───── DATA RECORDS ─────

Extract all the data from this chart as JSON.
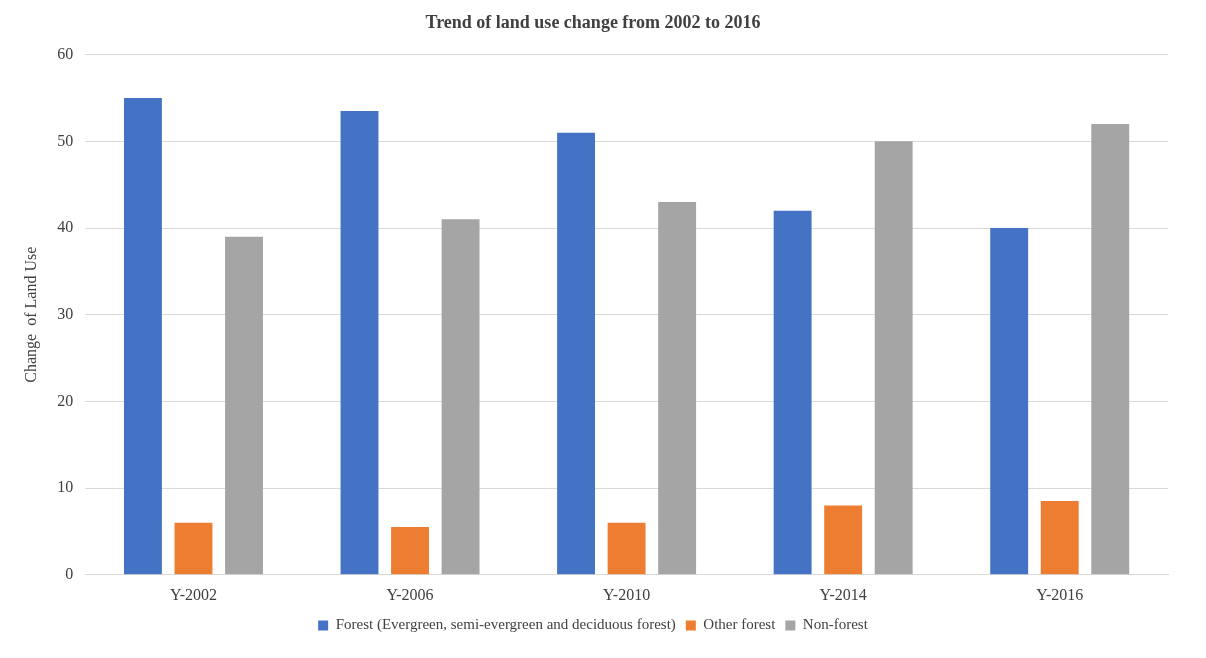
{
  "chart_data": {
    "type": "bar",
    "title": "Trend of land use change from 2002 to 2016",
    "ylabel": "Change  of Land Use",
    "categories": [
      "Y-2002",
      "Y-2006",
      "Y-2010",
      "Y-2014",
      "Y-2016"
    ],
    "series": [
      {
        "name": "Forest (Evergreen, semi-evergreen and deciduous forest)",
        "color": "#4472c4",
        "values": [
          55,
          53.5,
          51,
          42,
          40
        ]
      },
      {
        "name": "Other forest",
        "color": "#ed7d31",
        "values": [
          6,
          5.5,
          6,
          8,
          8.5
        ]
      },
      {
        "name": "Non-forest",
        "color": "#a5a5a5",
        "values": [
          39,
          41,
          43,
          50,
          52
        ]
      }
    ],
    "ylim": [
      0,
      60
    ],
    "yticks": [
      0,
      10,
      20,
      30,
      40,
      50,
      60
    ],
    "grid": "y",
    "legend": "bottom"
  }
}
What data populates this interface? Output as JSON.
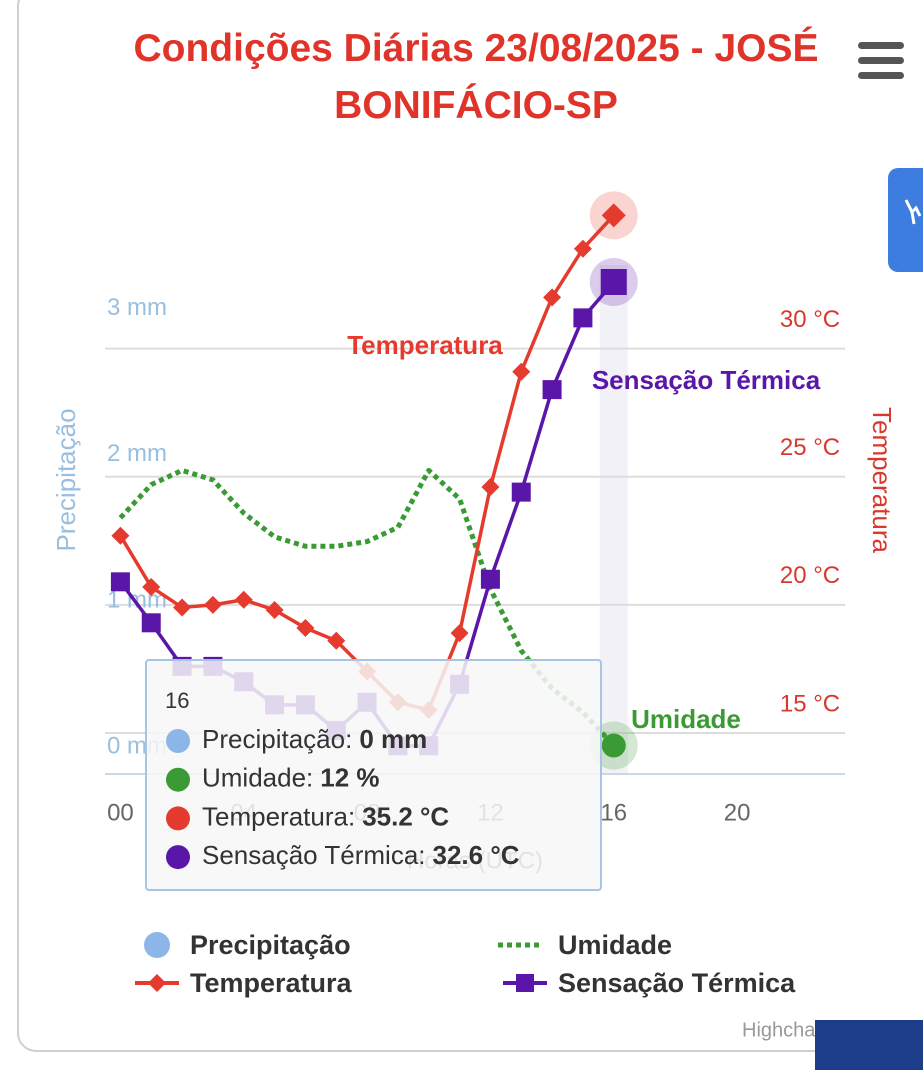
{
  "chart_data": {
    "type": "line",
    "title": "Condições Diárias 23/08/2025 - JOSÉ BONIFÁCIO-SP",
    "x_label": "Horas (UTC)",
    "y_label": "Precipitação",
    "y2_label": "Temperatura",
    "credits": "Highcharts.com",
    "x": [
      0,
      1,
      2,
      3,
      4,
      5,
      6,
      7,
      8,
      9,
      10,
      11,
      12,
      13,
      14,
      15,
      16
    ],
    "xlim": [
      -0.5,
      23.5
    ],
    "xticks": [
      {
        "value": 0,
        "label": "00"
      },
      {
        "value": 4,
        "label": "04"
      },
      {
        "value": 8,
        "label": "08"
      },
      12,
      16,
      20
    ],
    "ylim": [
      0,
      3.93
    ],
    "yticks": [
      {
        "value": 0,
        "label": "0 mm"
      },
      {
        "value": 1,
        "label": "1 mm"
      },
      {
        "value": 2,
        "label": "2 mm"
      },
      {
        "value": 3,
        "label": "3 mm"
      }
    ],
    "y2lim": [
      13.4,
      35.8
    ],
    "y2ticks": [
      {
        "value": 15,
        "label": "15 °C"
      },
      {
        "value": 20,
        "label": "20 °C"
      },
      {
        "value": 25,
        "label": "25 °C"
      },
      {
        "value": 30,
        "label": "30 °C"
      }
    ],
    "y3lim": [
      6,
      127
    ],
    "grid": true,
    "legend": "bottom",
    "series": [
      {
        "name": "Precipitação",
        "color": "#8cb6e8",
        "type": "column",
        "marker": "circle",
        "axis": "y",
        "values": [
          0,
          0,
          0,
          0,
          0,
          0,
          0,
          0,
          0,
          0,
          0,
          0,
          0,
          0,
          0,
          0,
          0
        ]
      },
      {
        "name": "Umidade",
        "color": "#3a9a34",
        "dash": "dot",
        "marker": "none",
        "axis": "y3",
        "values": [
          60,
          67,
          70,
          68,
          61,
          56,
          54,
          54,
          55,
          58,
          70,
          64,
          45,
          32,
          24,
          19,
          12
        ]
      },
      {
        "name": "Temperatura",
        "color": "#e53a2e",
        "marker": "diamond",
        "axis": "y2",
        "values": [
          22.7,
          20.7,
          19.9,
          20.0,
          20.2,
          19.8,
          19.1,
          18.6,
          17.4,
          16.2,
          15.9,
          18.9,
          24.6,
          29.1,
          32.0,
          33.9,
          35.2
        ]
      },
      {
        "name": "Sensação Térmica",
        "color": "#5a16a8",
        "marker": "square",
        "axis": "y2",
        "values": [
          20.9,
          19.3,
          17.6,
          17.6,
          17.0,
          16.1,
          16.1,
          15.1,
          16.2,
          14.5,
          14.5,
          16.9,
          21.0,
          24.4,
          28.4,
          31.2,
          32.6
        ]
      }
    ],
    "tooltip": {
      "rows": [
        {
          "label": "Precipitação:",
          "value": "0 mm"
        },
        {
          "label": "Umidade:",
          "value": "12 %"
        },
        {
          "label": "Temperatura:",
          "value": "35.2 °C"
        },
        {
          "label": "Sensação Térmica:",
          "value": "32.6 °C"
        }
      ]
    }
  }
}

─────

* [WHAT IS BEING ASKED]: Each line of the material must be retyped exactly, except that images are omitted.

* [RESULT]:
Extract all the data from this chart as JSON.
{
  "chart_data": {
    "type": "bar",
    "title": "Trend of land use change from 2002 to 2016",
    "ylabel": "Change  of Land Use",
    "categories": [
      "Y-2002",
      "Y-2006",
      "Y-2010",
      "Y-2014",
      "Y-2016"
    ],
    "series": [
      {
        "name": "Forest (Evergreen, semi-evergreen and deciduous forest)",
        "color": "#4472c4",
        "values": [
          55,
          53.5,
          51,
          42,
          40
        ]
      },
      {
        "name": "Other forest",
        "color": "#ed7d31",
        "values": [
          6,
          5.5,
          6,
          8,
          8.5
        ]
      },
      {
        "name": "Non-forest",
        "color": "#a5a5a5",
        "values": [
          39,
          41,
          43,
          50,
          52
        ]
      }
    ],
    "ylim": [
      0,
      60
    ],
    "yticks": [
      0,
      10,
      20,
      30,
      40,
      50,
      60
    ],
    "grid": "y",
    "legend": "bottom"
  }
}
What data populates this interface? Output as JSON.
{
  "chart_data": {
    "type": "line",
    "title": "Condições Diárias 23/08/2025 - JOSÉ BONIFÁCIO-SP",
    "x_label": "Horas (UTC)",
    "y_label": "Precipitação",
    "y2_label": "Temperatura",
    "credits": "Highcharts.com",
    "x": [
      0,
      1,
      2,
      3,
      4,
      5,
      6,
      7,
      8,
      9,
      10,
      11,
      12,
      13,
      14,
      15,
      16
    ],
    "xlim": [
      -0.5,
      23.5
    ],
    "xticks": [
      {
        "value": 0,
        "label": "00"
      },
      {
        "value": 4,
        "label": "04"
      },
      {
        "value": 8,
        "label": "08"
      },
      12,
      16,
      20
    ],
    "ylim": [
      0,
      3.93
    ],
    "yticks": [
      {
        "value": 0,
        "label": "0 mm"
      },
      {
        "value": 1,
        "label": "1 mm"
      },
      {
        "value": 2,
        "label": "2 mm"
      },
      {
        "value": 3,
        "label": "3 mm"
      }
    ],
    "y2lim": [
      13.4,
      35.8
    ],
    "y2ticks": [
      {
        "value": 15,
        "label": "15 °C"
      },
      {
        "value": 20,
        "label": "20 °C"
      },
      {
        "value": 25,
        "label": "25 °C"
      },
      {
        "value": 30,
        "label": "30 °C"
      }
    ],
    "y3lim": [
      6,
      127
    ],
    "grid": true,
    "legend": "bottom",
    "series": [
      {
        "name": "Precipitação",
        "color": "#8cb6e8",
        "type": "column",
        "marker": "circle",
        "axis": "y",
        "values": [
          0,
          0,
          0,
          0,
          0,
          0,
          0,
          0,
          0,
          0,
          0,
          0,
          0,
          0,
          0,
          0,
          0
        ]
      },
      {
        "name": "Umidade",
        "color": "#3a9a34",
        "dash": "dot",
        "marker": "none",
        "axis": "y3",
        "values": [
          60,
          67,
          70,
          68,
          61,
          56,
          54,
          54,
          55,
          58,
          70,
          64,
          45,
          32,
          24,
          19,
          12
        ]
      },
      {
        "name": "Temperatura",
        "color": "#e53a2e",
        "marker": "diamond",
        "axis": "y2",
        "values": [
          22.7,
          20.7,
          19.9,
          20.0,
          20.2,
          19.8,
          19.1,
          18.6,
          17.4,
          16.2,
          15.9,
          18.9,
          24.6,
          29.1,
          32.0,
          33.9,
          35.2
        ]
      },
      {
        "name": "Sensação Térmica",
        "color": "#5a16a8",
        "marker": "square",
        "axis": "y2",
        "values": [
          20.9,
          19.3,
          17.6,
          17.6,
          17.0,
          16.1,
          16.1,
          15.1,
          16.2,
          14.5,
          14.5,
          16.9,
          21.0,
          24.4,
          28.4,
          31.2,
          32.6
        ]
      }
    ],
    "tooltip": {
      "rows": [
        {
          "label": "Precipitação:",
          "value": "0 mm"
        },
        {
          "label": "Umidade:",
          "value": "12 %"
        },
        {
          "label": "Temperatura:",
          "value": "35.2 °C"
        },
        {
          "label": "Sensação Térmica:",
          "value": "32.6 °C"
        }
      ]
    }
  }
}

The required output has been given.